Given problem: State the number of lines that contain "AMÉRICA", with no other text.

Data entries:
<<<<

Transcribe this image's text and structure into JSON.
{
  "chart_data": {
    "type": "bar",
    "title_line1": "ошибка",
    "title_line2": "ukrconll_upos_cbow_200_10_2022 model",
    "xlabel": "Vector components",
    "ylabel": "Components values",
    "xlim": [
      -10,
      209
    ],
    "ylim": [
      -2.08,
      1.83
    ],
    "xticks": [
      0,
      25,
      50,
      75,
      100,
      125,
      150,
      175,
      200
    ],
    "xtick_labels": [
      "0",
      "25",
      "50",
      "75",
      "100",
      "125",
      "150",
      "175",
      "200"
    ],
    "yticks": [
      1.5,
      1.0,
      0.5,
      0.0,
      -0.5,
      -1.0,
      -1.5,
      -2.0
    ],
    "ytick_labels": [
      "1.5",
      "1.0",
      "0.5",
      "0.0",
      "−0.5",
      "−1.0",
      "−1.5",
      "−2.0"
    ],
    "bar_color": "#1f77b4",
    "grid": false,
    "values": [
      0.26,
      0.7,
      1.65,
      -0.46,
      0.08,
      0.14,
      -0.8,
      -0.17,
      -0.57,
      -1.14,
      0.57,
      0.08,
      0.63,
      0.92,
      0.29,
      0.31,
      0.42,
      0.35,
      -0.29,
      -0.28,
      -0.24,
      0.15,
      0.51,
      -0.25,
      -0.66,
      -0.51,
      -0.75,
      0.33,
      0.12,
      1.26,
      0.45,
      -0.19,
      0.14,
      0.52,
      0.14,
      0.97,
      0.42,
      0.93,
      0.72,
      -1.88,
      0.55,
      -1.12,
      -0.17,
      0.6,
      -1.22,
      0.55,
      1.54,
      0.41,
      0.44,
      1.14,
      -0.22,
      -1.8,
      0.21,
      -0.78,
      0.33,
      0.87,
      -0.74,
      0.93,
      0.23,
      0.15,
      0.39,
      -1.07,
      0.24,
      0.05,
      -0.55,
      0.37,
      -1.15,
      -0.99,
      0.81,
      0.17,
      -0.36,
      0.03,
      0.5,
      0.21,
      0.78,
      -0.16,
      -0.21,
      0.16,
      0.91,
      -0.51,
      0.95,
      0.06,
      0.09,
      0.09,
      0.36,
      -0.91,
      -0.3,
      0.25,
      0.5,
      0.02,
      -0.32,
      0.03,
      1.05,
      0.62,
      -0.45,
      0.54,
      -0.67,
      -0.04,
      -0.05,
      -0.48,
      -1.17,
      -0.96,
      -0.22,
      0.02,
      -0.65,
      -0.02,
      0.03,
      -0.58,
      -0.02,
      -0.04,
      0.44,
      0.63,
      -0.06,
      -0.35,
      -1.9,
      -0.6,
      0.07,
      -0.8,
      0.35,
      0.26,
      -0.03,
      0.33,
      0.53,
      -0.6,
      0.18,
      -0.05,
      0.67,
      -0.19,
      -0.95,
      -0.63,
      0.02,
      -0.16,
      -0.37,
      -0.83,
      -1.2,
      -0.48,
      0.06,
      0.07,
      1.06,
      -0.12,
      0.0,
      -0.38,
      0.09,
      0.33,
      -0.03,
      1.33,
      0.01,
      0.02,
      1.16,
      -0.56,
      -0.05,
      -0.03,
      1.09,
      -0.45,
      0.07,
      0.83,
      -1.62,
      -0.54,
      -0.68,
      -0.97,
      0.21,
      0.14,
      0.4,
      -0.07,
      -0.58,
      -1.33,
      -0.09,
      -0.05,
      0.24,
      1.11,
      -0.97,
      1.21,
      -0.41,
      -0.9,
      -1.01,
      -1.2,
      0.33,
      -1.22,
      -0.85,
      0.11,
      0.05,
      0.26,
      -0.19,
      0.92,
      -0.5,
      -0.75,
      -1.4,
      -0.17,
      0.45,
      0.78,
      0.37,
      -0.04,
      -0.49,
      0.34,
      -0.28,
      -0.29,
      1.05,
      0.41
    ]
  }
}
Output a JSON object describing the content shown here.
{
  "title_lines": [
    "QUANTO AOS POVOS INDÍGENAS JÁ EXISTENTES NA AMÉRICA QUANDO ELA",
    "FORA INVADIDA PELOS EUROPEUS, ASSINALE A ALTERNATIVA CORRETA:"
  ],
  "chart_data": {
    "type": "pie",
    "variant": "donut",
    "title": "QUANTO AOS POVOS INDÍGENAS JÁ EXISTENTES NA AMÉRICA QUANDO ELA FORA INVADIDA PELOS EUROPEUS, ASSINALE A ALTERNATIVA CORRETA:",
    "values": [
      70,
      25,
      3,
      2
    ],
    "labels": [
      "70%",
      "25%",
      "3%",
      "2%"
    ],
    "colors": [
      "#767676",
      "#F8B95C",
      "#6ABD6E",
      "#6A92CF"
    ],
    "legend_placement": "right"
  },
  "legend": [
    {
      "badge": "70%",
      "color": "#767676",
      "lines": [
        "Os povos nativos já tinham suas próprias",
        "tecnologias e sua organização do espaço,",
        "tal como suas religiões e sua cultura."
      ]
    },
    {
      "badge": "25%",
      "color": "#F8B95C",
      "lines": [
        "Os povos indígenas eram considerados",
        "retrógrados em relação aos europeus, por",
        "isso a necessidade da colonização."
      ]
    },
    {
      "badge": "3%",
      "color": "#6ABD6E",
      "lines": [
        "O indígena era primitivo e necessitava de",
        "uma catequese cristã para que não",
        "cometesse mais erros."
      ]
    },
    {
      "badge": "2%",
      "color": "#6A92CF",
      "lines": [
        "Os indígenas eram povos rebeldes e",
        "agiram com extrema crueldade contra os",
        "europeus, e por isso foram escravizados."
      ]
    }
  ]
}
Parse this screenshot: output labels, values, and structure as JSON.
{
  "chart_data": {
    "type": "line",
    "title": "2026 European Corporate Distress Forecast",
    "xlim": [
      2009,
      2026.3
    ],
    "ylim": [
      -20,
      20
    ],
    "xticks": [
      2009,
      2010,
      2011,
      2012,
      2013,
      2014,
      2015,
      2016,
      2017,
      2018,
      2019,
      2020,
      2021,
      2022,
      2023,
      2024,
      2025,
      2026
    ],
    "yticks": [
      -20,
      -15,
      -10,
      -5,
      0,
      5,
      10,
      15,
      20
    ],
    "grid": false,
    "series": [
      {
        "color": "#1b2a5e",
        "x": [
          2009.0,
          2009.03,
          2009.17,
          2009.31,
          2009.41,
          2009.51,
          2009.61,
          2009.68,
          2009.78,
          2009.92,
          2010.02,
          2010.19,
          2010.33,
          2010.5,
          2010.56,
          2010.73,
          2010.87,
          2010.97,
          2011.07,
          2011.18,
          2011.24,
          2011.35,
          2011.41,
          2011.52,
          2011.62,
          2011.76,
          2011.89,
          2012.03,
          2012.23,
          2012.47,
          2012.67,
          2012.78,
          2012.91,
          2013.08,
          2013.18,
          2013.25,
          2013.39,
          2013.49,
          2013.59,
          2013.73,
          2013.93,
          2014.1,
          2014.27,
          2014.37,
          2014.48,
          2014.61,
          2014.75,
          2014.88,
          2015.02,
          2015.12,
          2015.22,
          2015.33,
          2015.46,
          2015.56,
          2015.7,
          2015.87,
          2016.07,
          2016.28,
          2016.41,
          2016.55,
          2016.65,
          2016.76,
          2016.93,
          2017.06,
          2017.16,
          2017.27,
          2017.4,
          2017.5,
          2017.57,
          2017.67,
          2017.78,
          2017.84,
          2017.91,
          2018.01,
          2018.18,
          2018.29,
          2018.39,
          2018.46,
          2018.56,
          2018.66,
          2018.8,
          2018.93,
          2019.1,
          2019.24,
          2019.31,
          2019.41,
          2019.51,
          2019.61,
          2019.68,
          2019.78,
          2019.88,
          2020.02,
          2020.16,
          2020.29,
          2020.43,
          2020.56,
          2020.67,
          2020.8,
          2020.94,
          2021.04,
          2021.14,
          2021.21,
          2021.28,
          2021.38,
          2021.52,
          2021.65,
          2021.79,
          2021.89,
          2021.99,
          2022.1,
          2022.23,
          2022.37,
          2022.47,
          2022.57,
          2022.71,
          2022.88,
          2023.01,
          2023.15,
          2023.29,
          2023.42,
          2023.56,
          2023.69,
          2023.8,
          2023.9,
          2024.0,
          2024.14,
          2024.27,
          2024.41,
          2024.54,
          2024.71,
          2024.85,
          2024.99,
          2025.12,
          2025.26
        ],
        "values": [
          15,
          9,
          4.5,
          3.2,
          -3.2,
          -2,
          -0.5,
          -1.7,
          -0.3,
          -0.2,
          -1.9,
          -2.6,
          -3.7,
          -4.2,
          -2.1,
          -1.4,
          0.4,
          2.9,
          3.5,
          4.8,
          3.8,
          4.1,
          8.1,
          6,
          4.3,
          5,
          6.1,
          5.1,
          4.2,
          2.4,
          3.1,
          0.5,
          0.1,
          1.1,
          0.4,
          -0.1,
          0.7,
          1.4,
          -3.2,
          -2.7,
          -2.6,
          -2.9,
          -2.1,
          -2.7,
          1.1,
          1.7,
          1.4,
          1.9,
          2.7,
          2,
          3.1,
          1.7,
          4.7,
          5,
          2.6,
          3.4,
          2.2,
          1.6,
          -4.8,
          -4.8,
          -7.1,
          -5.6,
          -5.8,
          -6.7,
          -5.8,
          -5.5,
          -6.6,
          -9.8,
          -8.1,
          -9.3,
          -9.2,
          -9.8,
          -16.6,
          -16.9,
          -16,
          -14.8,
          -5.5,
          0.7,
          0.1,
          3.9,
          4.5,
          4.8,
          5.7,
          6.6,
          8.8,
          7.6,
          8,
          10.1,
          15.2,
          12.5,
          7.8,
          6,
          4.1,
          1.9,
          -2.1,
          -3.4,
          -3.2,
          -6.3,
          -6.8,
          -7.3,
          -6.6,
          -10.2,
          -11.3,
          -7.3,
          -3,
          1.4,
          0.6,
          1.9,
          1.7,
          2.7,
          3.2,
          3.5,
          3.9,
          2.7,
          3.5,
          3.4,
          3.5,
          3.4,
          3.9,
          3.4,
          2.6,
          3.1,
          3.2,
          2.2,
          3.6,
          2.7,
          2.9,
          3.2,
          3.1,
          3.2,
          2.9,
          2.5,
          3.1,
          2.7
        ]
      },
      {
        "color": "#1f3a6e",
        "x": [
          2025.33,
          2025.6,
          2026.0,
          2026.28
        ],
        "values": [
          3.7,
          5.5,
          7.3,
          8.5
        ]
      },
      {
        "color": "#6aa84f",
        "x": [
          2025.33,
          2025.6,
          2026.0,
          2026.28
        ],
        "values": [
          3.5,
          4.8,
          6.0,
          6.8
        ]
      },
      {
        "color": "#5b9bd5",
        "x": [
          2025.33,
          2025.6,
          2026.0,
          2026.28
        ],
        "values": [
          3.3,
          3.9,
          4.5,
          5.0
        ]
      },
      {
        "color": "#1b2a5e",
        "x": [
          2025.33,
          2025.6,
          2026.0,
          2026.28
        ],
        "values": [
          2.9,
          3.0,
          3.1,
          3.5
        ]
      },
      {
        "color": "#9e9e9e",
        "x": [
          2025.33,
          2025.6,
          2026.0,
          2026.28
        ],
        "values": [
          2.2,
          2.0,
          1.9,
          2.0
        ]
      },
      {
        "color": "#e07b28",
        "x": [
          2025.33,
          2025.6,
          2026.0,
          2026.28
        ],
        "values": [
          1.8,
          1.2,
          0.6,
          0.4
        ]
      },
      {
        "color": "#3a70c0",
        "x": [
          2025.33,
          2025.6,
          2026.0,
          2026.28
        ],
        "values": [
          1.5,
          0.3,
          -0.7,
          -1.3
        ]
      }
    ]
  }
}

>>>>

Complete response: 2